What you should do
Leave out any picture and return the remaining listing below exactly as given.

Listing
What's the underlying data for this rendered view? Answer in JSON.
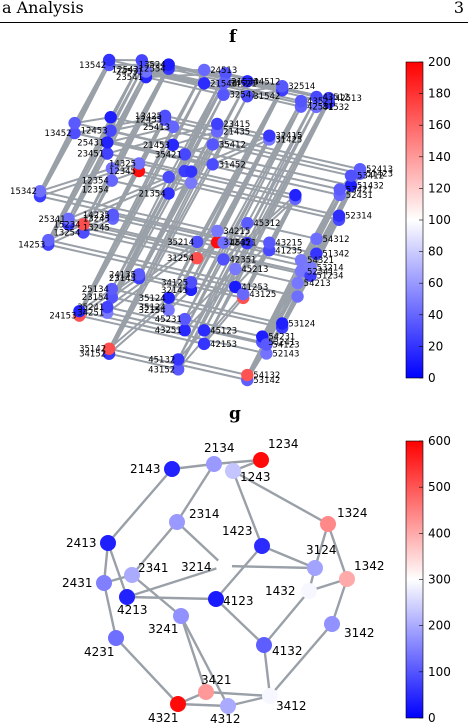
{
  "page": {
    "header_left": "a Analysis",
    "header_right": "3"
  },
  "panel_f": {
    "label": "f",
    "colorbar": {
      "min": 0,
      "max": 200,
      "ticks": [
        0,
        20,
        40,
        60,
        80,
        100,
        120,
        140,
        160,
        180,
        200
      ]
    },
    "visible_labels": [
      "54321",
      "54312",
      "45321",
      "53421",
      "45312",
      "54231",
      "45231",
      "54213",
      "45213",
      "53412",
      "54132",
      "35421",
      "53241",
      "45132",
      "54123",
      "52431",
      "45123",
      "34521",
      "35412",
      "34512",
      "52341",
      "53142",
      "43521",
      "25431",
      "43512",
      "35241",
      "53214",
      "51432",
      "52413",
      "25341",
      "52314",
      "24531",
      "35142",
      "43251",
      "43152",
      "35214",
      "53124",
      "42531",
      "25413",
      "34251",
      "42351",
      "51423",
      "32541",
      "23541",
      "52143",
      "24513",
      "34152",
      "35124",
      "42513",
      "51342",
      "24153",
      "34215",
      "43215",
      "23451",
      "41532",
      "31452",
      "35124",
      "21453",
      "41253",
      "43125",
      "32415",
      "12534",
      "25134",
      "34125",
      "32514",
      "51234",
      "32154",
      "42153",
      "31542",
      "13452",
      "15234",
      "21543",
      "13542",
      "13524",
      "23415",
      "41235",
      "31425",
      "15342",
      "13425",
      "14253",
      "24135",
      "21534",
      "12354",
      "31254",
      "32145",
      "14235",
      "23154",
      "12543",
      "31245",
      "23145",
      "14325",
      "12453",
      "21435",
      "13254",
      "12435",
      "13245",
      "21354",
      "12345",
      "12354",
      "13245"
    ]
  },
  "panel_g": {
    "label": "g",
    "colorbar": {
      "min": 0,
      "max": 600,
      "ticks": [
        0,
        100,
        200,
        300,
        400,
        500,
        600
      ]
    },
    "nodes": [
      {
        "id": "2143",
        "value": 40
      },
      {
        "id": "2134",
        "value": 180
      },
      {
        "id": "1234",
        "value": 590
      },
      {
        "id": "1243",
        "value": 230
      },
      {
        "id": "2314",
        "value": 180
      },
      {
        "id": "1324",
        "value": 440
      },
      {
        "id": "2413",
        "value": 35
      },
      {
        "id": "1423",
        "value": 50
      },
      {
        "id": "3124",
        "value": 190
      },
      {
        "id": "2341",
        "value": 200
      },
      {
        "id": "3214",
        "value": 300
      },
      {
        "id": "1342",
        "value": 400
      },
      {
        "id": "2431",
        "value": 150
      },
      {
        "id": "1432",
        "value": 290
      },
      {
        "id": "4213",
        "value": 40
      },
      {
        "id": "4123",
        "value": 30
      },
      {
        "id": "3241",
        "value": 170
      },
      {
        "id": "3142",
        "value": 170
      },
      {
        "id": "4132",
        "value": 110
      },
      {
        "id": "4231",
        "value": 130
      },
      {
        "id": "3421",
        "value": 420
      },
      {
        "id": "3412",
        "value": 290
      },
      {
        "id": "4321",
        "value": 590
      },
      {
        "id": "4312",
        "value": 200
      }
    ],
    "edges": [
      [
        "2143",
        "2134"
      ],
      [
        "2134",
        "1234"
      ],
      [
        "1234",
        "1243"
      ],
      [
        "2134",
        "2314"
      ],
      [
        "2143",
        "2413"
      ],
      [
        "1243",
        "1423"
      ],
      [
        "1243",
        "1324"
      ],
      [
        "2314",
        "2341"
      ],
      [
        "2314",
        "3214"
      ],
      [
        "1423",
        "3124"
      ],
      [
        "1423",
        "4123"
      ],
      [
        "1324",
        "3124"
      ],
      [
        "1324",
        "1342"
      ],
      [
        "2413",
        "2431"
      ],
      [
        "2413",
        "4213"
      ],
      [
        "2341",
        "2431"
      ],
      [
        "2341",
        "3241"
      ],
      [
        "3214",
        "3124"
      ],
      [
        "3214",
        "4213"
      ],
      [
        "3124",
        "1432"
      ],
      [
        "1432",
        "1342"
      ],
      [
        "1432",
        "4132"
      ],
      [
        "1342",
        "3142"
      ],
      [
        "4123",
        "4213"
      ],
      [
        "4123",
        "4132"
      ],
      [
        "2431",
        "4231"
      ],
      [
        "4231",
        "4321"
      ],
      [
        "3241",
        "3421"
      ],
      [
        "4132",
        "3412"
      ],
      [
        "3142",
        "3412"
      ],
      [
        "3421",
        "4321"
      ],
      [
        "3421",
        "3412"
      ],
      [
        "4321",
        "4312"
      ],
      [
        "4312",
        "3412"
      ],
      [
        "3241",
        "4312"
      ]
    ]
  },
  "colors": {
    "cmap_low": "#0000ff",
    "cmap_mid": "#ffffff",
    "cmap_high": "#ff0000",
    "edge": "#9aa0a8"
  }
}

Solution to the problem
What's the underlying data for this rendered view? Answer in JSON.
{
  "page": {
    "header_left": "a Analysis",
    "header_right": "3"
  },
  "panel_f": {
    "label": "f",
    "colorbar": {
      "min": 0,
      "max": 200,
      "ticks": [
        0,
        20,
        40,
        60,
        80,
        100,
        120,
        140,
        160,
        180,
        200
      ]
    },
    "visible_labels": [
      "54321",
      "54312",
      "45321",
      "53421",
      "45312",
      "54231",
      "45231",
      "54213",
      "45213",
      "53412",
      "54132",
      "35421",
      "53241",
      "45132",
      "54123",
      "52431",
      "45123",
      "34521",
      "35412",
      "34512",
      "52341",
      "53142",
      "43521",
      "25431",
      "43512",
      "35241",
      "53214",
      "51432",
      "52413",
      "25341",
      "52314",
      "24531",
      "35142",
      "43251",
      "43152",
      "35214",
      "53124",
      "42531",
      "25413",
      "34251",
      "42351",
      "51423",
      "32541",
      "23541",
      "52143",
      "24513",
      "34152",
      "35124",
      "42513",
      "51342",
      "24153",
      "34215",
      "43215",
      "23451",
      "41532",
      "31452",
      "35124",
      "21453",
      "41253",
      "43125",
      "32415",
      "12534",
      "25134",
      "34125",
      "32514",
      "51234",
      "32154",
      "42153",
      "31542",
      "13452",
      "15234",
      "21543",
      "13542",
      "13524",
      "23415",
      "41235",
      "31425",
      "15342",
      "13425",
      "14253",
      "24135",
      "21534",
      "12354",
      "31254",
      "32145",
      "14235",
      "23154",
      "12543",
      "31245",
      "23145",
      "14325",
      "12453",
      "21435",
      "13254",
      "12435",
      "13245",
      "21354",
      "12345",
      "12354",
      "13245"
    ]
  },
  "panel_g": {
    "label": "g",
    "colorbar": {
      "min": 0,
      "max": 600,
      "ticks": [
        0,
        100,
        200,
        300,
        400,
        500,
        600
      ]
    },
    "nodes": [
      {
        "id": "2143",
        "value": 40
      },
      {
        "id": "2134",
        "value": 180
      },
      {
        "id": "1234",
        "value": 590
      },
      {
        "id": "1243",
        "value": 230
      },
      {
        "id": "2314",
        "value": 180
      },
      {
        "id": "1324",
        "value": 440
      },
      {
        "id": "2413",
        "value": 35
      },
      {
        "id": "1423",
        "value": 50
      },
      {
        "id": "3124",
        "value": 190
      },
      {
        "id": "2341",
        "value": 200
      },
      {
        "id": "3214",
        "value": 300
      },
      {
        "id": "1342",
        "value": 400
      },
      {
        "id": "2431",
        "value": 150
      },
      {
        "id": "1432",
        "value": 290
      },
      {
        "id": "4213",
        "value": 40
      },
      {
        "id": "4123",
        "value": 30
      },
      {
        "id": "3241",
        "value": 170
      },
      {
        "id": "3142",
        "value": 170
      },
      {
        "id": "4132",
        "value": 110
      },
      {
        "id": "4231",
        "value": 130
      },
      {
        "id": "3421",
        "value": 420
      },
      {
        "id": "3412",
        "value": 290
      },
      {
        "id": "4321",
        "value": 590
      },
      {
        "id": "4312",
        "value": 200
      }
    ],
    "edges": [
      [
        "2143",
        "2134"
      ],
      [
        "2134",
        "1234"
      ],
      [
        "1234",
        "1243"
      ],
      [
        "2134",
        "2314"
      ],
      [
        "2143",
        "2413"
      ],
      [
        "1243",
        "1423"
      ],
      [
        "1243",
        "1324"
      ],
      [
        "2314",
        "2341"
      ],
      [
        "2314",
        "3214"
      ],
      [
        "1423",
        "3124"
      ],
      [
        "1423",
        "4123"
      ],
      [
        "1324",
        "3124"
      ],
      [
        "1324",
        "1342"
      ],
      [
        "2413",
        "2431"
      ],
      [
        "2413",
        "4213"
      ],
      [
        "2341",
        "2431"
      ],
      [
        "2341",
        "3241"
      ],
      [
        "3214",
        "3124"
      ],
      [
        "3214",
        "4213"
      ],
      [
        "3124",
        "1432"
      ],
      [
        "1432",
        "1342"
      ],
      [
        "1432",
        "4132"
      ],
      [
        "1342",
        "3142"
      ],
      [
        "4123",
        "4213"
      ],
      [
        "4123",
        "4132"
      ],
      [
        "2431",
        "4231"
      ],
      [
        "4231",
        "4321"
      ],
      [
        "3241",
        "3421"
      ],
      [
        "4132",
        "3412"
      ],
      [
        "3142",
        "3412"
      ],
      [
        "3421",
        "4321"
      ],
      [
        "3421",
        "3412"
      ],
      [
        "4321",
        "4312"
      ],
      [
        "4312",
        "3412"
      ],
      [
        "3241",
        "4312"
      ]
    ]
  },
  "colors": {
    "cmap_low": "#0000ff",
    "cmap_mid": "#ffffff",
    "cmap_high": "#ff0000",
    "edge": "#9aa0a8"
  }
}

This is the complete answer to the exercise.